| Directions |
Go through the listing below and gather every line with the word "Contract".

[Extracted data entries]
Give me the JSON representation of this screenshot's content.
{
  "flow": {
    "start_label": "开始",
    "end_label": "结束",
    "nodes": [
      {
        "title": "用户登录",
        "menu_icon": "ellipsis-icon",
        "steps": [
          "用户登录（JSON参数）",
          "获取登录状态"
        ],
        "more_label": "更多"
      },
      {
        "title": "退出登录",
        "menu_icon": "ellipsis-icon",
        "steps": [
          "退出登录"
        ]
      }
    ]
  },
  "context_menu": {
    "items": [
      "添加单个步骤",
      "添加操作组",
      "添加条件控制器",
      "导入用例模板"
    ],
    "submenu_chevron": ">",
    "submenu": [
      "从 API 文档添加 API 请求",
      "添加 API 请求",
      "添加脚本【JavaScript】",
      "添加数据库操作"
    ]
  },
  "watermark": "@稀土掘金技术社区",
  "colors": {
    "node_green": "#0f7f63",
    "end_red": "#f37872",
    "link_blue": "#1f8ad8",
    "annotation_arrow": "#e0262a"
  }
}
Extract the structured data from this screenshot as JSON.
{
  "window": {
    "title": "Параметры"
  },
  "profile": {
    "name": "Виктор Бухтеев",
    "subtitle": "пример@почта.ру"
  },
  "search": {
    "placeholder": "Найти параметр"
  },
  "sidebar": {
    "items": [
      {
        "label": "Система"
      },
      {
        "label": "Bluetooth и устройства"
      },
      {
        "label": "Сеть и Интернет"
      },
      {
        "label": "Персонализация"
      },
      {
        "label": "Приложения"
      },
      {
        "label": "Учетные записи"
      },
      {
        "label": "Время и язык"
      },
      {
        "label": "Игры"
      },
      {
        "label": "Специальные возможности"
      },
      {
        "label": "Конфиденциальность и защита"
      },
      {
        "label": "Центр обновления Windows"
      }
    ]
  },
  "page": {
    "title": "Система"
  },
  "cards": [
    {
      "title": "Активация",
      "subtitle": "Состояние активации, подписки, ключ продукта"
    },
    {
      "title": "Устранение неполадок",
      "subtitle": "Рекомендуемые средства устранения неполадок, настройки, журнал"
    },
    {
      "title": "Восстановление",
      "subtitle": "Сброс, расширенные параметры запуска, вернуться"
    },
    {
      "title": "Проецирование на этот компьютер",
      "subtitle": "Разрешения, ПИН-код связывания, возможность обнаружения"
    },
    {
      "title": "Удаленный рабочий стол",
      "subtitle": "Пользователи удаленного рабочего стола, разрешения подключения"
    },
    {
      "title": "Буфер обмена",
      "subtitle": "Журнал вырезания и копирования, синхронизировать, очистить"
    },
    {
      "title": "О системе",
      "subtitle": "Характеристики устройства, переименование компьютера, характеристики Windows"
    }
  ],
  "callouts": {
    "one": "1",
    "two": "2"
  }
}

...

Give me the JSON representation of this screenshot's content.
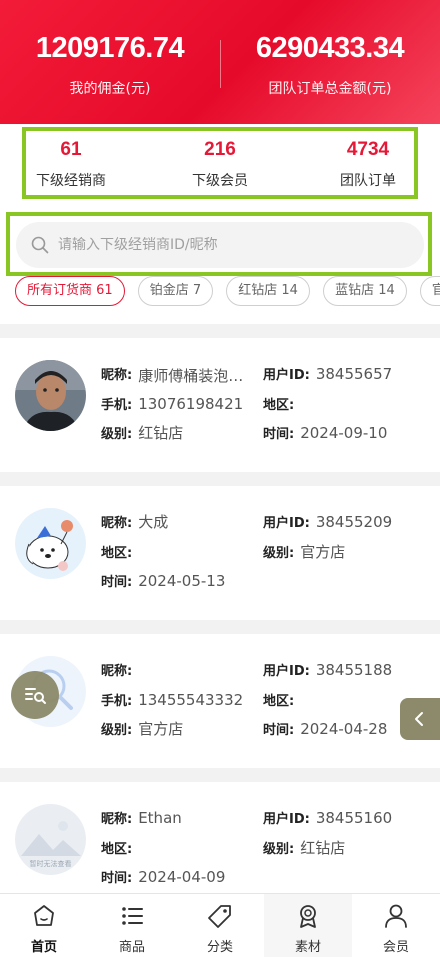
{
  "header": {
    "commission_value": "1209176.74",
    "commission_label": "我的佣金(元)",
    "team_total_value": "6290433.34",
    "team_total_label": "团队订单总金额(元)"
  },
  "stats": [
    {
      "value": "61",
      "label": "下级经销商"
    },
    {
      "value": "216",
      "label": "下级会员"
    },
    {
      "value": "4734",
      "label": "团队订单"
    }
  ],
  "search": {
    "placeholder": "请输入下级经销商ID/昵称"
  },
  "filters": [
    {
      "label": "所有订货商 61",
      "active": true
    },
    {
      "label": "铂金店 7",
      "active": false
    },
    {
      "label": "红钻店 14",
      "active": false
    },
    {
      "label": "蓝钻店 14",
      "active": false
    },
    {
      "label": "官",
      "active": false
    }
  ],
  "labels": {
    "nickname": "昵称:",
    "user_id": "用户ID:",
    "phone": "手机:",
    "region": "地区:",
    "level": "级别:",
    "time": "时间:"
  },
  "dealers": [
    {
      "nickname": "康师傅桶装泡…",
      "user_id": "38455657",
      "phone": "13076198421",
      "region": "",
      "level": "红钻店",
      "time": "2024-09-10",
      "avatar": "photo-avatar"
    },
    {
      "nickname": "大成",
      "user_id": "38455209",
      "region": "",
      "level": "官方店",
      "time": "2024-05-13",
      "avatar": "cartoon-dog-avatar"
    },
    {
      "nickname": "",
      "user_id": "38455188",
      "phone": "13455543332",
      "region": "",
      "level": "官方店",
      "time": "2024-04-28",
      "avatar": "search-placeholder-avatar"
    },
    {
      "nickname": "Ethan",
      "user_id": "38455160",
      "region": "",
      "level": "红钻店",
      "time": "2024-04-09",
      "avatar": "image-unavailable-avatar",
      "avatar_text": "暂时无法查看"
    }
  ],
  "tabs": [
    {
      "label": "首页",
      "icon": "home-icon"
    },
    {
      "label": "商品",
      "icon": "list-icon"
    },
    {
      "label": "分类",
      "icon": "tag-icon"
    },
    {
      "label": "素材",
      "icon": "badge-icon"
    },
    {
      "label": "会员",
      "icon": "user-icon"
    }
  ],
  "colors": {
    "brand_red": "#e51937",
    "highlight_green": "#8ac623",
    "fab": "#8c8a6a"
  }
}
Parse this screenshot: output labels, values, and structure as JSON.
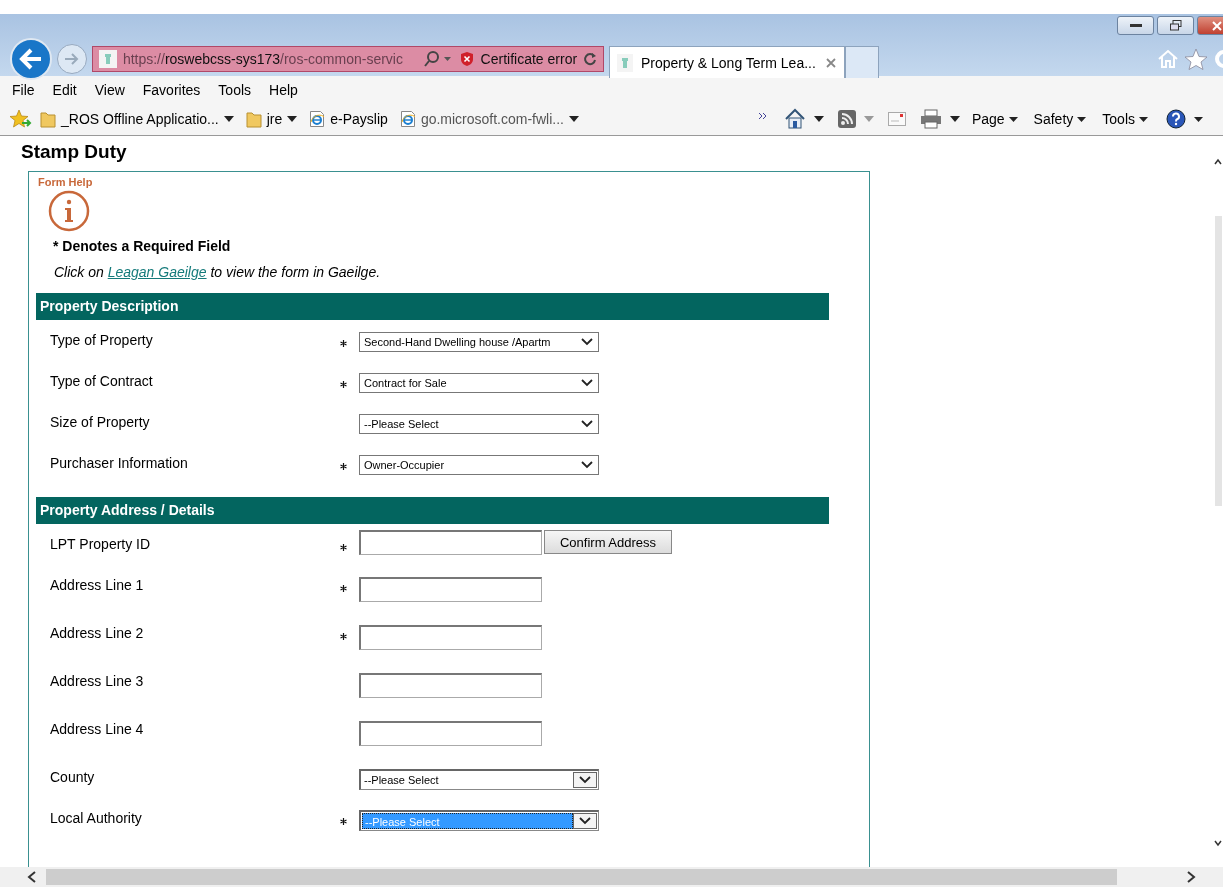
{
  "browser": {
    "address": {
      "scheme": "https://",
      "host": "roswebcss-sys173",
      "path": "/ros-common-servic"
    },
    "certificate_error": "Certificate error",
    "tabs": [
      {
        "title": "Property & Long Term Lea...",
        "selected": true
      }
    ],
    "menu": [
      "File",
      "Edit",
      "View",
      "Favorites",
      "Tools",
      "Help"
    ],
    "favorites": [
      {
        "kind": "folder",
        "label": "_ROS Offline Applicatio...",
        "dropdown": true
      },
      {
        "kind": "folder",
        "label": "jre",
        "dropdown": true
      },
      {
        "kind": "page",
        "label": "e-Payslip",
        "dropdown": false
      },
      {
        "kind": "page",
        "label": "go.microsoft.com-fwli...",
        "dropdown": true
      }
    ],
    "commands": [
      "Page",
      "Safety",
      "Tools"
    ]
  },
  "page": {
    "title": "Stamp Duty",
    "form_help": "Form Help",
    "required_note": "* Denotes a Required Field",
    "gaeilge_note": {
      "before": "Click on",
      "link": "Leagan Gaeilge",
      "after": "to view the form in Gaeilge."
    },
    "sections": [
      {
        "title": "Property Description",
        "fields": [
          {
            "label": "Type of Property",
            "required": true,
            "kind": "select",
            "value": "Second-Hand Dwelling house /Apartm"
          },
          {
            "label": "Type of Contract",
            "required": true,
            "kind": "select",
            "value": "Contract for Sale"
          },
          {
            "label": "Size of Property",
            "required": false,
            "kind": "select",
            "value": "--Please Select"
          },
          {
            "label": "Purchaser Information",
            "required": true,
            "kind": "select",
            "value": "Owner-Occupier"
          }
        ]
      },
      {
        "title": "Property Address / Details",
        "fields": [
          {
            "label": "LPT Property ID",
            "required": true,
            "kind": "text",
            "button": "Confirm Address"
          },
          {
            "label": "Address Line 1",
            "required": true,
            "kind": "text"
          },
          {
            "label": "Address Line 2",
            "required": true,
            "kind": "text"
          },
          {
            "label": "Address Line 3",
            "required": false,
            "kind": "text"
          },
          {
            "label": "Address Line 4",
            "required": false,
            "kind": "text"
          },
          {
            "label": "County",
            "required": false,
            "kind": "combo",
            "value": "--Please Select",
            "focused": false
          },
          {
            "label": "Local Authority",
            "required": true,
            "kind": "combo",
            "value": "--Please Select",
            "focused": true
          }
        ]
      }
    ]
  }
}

...

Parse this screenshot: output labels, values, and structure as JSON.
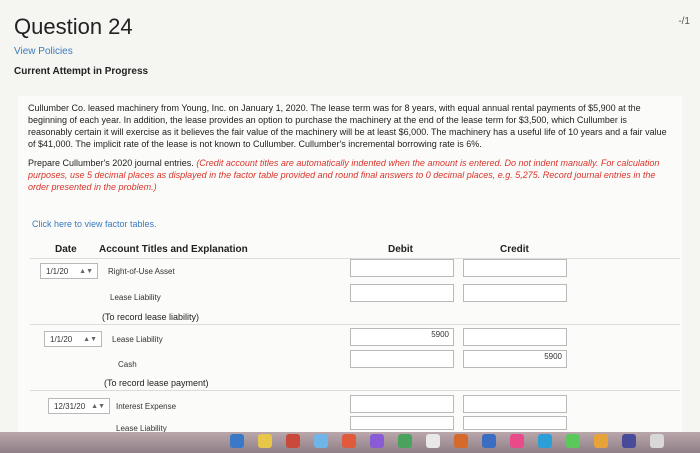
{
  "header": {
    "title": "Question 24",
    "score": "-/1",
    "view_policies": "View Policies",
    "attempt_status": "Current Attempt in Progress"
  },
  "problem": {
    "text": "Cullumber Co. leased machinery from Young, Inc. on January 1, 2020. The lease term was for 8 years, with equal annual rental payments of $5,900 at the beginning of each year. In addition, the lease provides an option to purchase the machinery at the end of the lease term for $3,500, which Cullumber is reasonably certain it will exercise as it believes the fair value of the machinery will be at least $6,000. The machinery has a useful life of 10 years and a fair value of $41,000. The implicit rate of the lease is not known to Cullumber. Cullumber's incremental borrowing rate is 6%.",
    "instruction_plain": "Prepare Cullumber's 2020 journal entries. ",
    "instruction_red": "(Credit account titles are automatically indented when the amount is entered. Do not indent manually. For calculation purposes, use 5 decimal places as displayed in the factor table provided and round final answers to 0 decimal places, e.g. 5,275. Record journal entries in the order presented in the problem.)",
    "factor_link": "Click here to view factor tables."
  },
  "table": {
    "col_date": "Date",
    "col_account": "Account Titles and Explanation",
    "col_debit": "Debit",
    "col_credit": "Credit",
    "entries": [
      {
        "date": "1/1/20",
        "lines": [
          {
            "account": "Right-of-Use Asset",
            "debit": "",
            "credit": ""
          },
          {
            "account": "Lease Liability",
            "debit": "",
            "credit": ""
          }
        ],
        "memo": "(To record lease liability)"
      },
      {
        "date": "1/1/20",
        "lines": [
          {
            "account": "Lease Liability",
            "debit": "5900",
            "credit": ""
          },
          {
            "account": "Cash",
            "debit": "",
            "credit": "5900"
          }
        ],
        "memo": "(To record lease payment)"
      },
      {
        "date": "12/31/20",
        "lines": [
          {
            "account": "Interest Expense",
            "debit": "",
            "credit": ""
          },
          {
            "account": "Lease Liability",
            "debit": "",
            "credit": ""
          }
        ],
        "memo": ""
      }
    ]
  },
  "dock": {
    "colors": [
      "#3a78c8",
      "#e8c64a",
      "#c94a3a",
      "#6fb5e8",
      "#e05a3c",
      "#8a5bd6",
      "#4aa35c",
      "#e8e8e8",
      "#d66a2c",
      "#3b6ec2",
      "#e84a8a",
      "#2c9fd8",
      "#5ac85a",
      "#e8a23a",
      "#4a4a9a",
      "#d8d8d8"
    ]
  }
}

| Result |
            "label": "Type of Contract",
            "value": "Contract for Sale"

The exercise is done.